Set down each record exactly as written.

==== Dataset records

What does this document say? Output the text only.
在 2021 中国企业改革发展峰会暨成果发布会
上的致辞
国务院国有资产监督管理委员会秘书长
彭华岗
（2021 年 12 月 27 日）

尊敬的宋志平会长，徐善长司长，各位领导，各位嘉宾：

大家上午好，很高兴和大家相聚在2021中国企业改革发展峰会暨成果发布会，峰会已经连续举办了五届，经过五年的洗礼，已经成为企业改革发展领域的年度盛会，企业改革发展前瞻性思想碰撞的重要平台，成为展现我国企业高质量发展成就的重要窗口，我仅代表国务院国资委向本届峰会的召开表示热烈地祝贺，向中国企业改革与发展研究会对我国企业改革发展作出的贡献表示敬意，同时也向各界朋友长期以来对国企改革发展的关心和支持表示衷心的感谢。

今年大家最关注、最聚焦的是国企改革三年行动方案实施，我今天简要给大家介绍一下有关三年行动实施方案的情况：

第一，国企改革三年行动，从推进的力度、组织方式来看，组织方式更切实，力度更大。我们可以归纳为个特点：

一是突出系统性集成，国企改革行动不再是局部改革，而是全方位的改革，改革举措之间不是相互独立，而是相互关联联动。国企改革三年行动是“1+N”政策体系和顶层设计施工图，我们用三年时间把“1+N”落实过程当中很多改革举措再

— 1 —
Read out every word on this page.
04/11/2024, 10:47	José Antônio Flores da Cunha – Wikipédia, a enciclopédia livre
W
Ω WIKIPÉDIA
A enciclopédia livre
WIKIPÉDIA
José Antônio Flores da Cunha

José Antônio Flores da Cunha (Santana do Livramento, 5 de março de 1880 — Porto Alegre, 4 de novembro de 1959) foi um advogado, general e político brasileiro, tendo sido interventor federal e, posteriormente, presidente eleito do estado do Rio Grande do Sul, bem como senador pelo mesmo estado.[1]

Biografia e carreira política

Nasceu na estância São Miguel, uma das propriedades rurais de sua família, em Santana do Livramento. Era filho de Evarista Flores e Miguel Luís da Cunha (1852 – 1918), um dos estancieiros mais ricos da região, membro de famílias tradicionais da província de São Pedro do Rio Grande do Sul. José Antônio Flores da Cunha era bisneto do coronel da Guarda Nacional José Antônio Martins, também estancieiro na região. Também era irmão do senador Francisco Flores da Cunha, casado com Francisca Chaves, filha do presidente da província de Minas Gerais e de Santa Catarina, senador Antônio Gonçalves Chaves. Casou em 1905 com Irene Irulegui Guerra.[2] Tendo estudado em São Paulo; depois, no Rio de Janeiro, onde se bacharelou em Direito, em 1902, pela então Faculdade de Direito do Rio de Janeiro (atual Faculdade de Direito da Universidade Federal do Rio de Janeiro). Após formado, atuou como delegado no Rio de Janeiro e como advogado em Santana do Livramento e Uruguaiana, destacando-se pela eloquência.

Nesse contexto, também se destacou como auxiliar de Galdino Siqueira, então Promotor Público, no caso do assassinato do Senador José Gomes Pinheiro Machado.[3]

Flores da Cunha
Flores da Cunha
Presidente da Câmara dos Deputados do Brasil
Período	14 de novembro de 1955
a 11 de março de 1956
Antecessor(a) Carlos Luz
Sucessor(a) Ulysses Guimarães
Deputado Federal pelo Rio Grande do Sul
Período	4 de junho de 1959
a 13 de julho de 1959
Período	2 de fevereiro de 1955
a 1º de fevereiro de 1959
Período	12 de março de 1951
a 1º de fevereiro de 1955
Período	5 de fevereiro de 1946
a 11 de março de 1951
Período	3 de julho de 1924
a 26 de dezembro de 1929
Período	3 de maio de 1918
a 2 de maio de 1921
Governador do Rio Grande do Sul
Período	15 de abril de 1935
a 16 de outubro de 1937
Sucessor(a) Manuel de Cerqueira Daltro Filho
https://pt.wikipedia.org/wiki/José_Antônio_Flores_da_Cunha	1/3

========

Correct response:
What does this document say? Output the text only.
在 2021 中国企业改革发展峰会暨成果发布会
上的致辞
国务院国有资产监督管理委员会秘书长
彭华岗
（2021 年 12 月 27 日）

尊敬的宋志平会长，徐善长司长，各位领导，各位嘉宾：

大家上午好，很高兴和大家相聚在2021中国企业改革发展峰会暨成果发布会，峰会已经连续举办了五届，经过五年的洗礼，已经成为企业改革发展领域的年度盛会，企业改革发展前瞻性思想碰撞的重要平台，成为展现我国企业高质量发展成就的重要窗口，我仅代表国务院国资委向本届峰会的召开表示热烈地祝贺，向中国企业改革与发展研究会对我国企业改革发展作出的贡献表示敬意，同时也向各界朋友长期以来对国企改革发展的关心和支持表示衷心的感谢。

今年大家最关注、最聚焦的是国企改革三年行动方案实施，我今天简要给大家介绍一下有关三年行动实施方案的情况：

第一，国企改革三年行动，从推进的力度、组织方式来看，组织方式更切实，力度更大。我们可以归纳为个特点：

一是突出系统性集成，国企改革行动不再是局部改革，而是全方位的改革，改革举措之间不是相互独立，而是相互关联联动。国企改革三年行动是“1+N”政策体系和顶层设计施工图，我们用三年时间把“1+N”落实过程当中很多改革举措再

— 1 —
Read out every word on this page.
04/11/2024, 10:47	José Antônio Flores da Cunha – Wikipédia, a enciclopédia livre
W
Ω WIKIPÉDIA
A enciclopédia livre
WIKIPÉDIA
José Antônio Flores da Cunha

José Antônio Flores da Cunha (Santana do Livramento, 5 de março de 1880 — Porto Alegre, 4 de novembro de 1959) foi um advogado, general e político brasileiro, tendo sido interventor federal e, posteriormente, presidente eleito do estado do Rio Grande do Sul, bem como senador pelo mesmo estado.[1]

Biografia e carreira política

Nasceu na estância São Miguel, uma das propriedades rurais de sua família, em Santana do Livramento. Era filho de Evarista Flores e Miguel Luís da Cunha (1852 – 1918), um dos estancieiros mais ricos da região, membro de famílias tradicionais da província de São Pedro do Rio Grande do Sul. José Antônio Flores da Cunha era bisneto do coronel da Guarda Nacional José Antônio Martins, também estancieiro na região. Também era irmão do senador Francisco Flores da Cunha, casado com Francisca Chaves, filha do presidente da província de Minas Gerais e de Santa Catarina, senador Antônio Gonçalves Chaves. Casou em 1905 com Irene Irulegui Guerra.[2] Tendo estudado em São Paulo; depois, no Rio de Janeiro, onde se bacharelou em Direito, em 1902, pela então Faculdade de Direito do Rio de Janeiro (atual Faculdade de Direito da Universidade Federal do Rio de Janeiro). Após formado, atuou como delegado no Rio de Janeiro e como advogado em Santana do Livramento e Uruguaiana, destacando-se pela eloquência.

Nesse contexto, também se destacou como auxiliar de Galdino Siqueira, então Promotor Público, no caso do assassinato do Senador José Gomes Pinheiro Machado.[3]

Flores da Cunha
Flores da Cunha
Presidente da Câmara dos Deputados do Brasil
Período	14 de novembro de 1955
a 11 de março de 1956
Antecessor(a) Carlos Luz
Sucessor(a) Ulysses Guimarães
Deputado Federal pelo Rio Grande do Sul
Período	4 de junho de 1959
a 13 de julho de 1959
Período	2 de fevereiro de 1955
a 1º de fevereiro de 1959
Período	12 de março de 1951
a 1º de fevereiro de 1955
Período	5 de fevereiro de 1946
a 11 de março de 1951
Período	3 de julho de 1924
a 26 de dezembro de 1929
Período	3 de maio de 1918
a 2 de maio de 1921
Governador do Rio Grande do Sul
Período	15 de abril de 1935
a 16 de outubro de 1937
Sucessor(a) Manuel de Cerqueira Daltro Filho
https://pt.wikipedia.org/wiki/José_Antônio_Flores_da_Cunha	1/3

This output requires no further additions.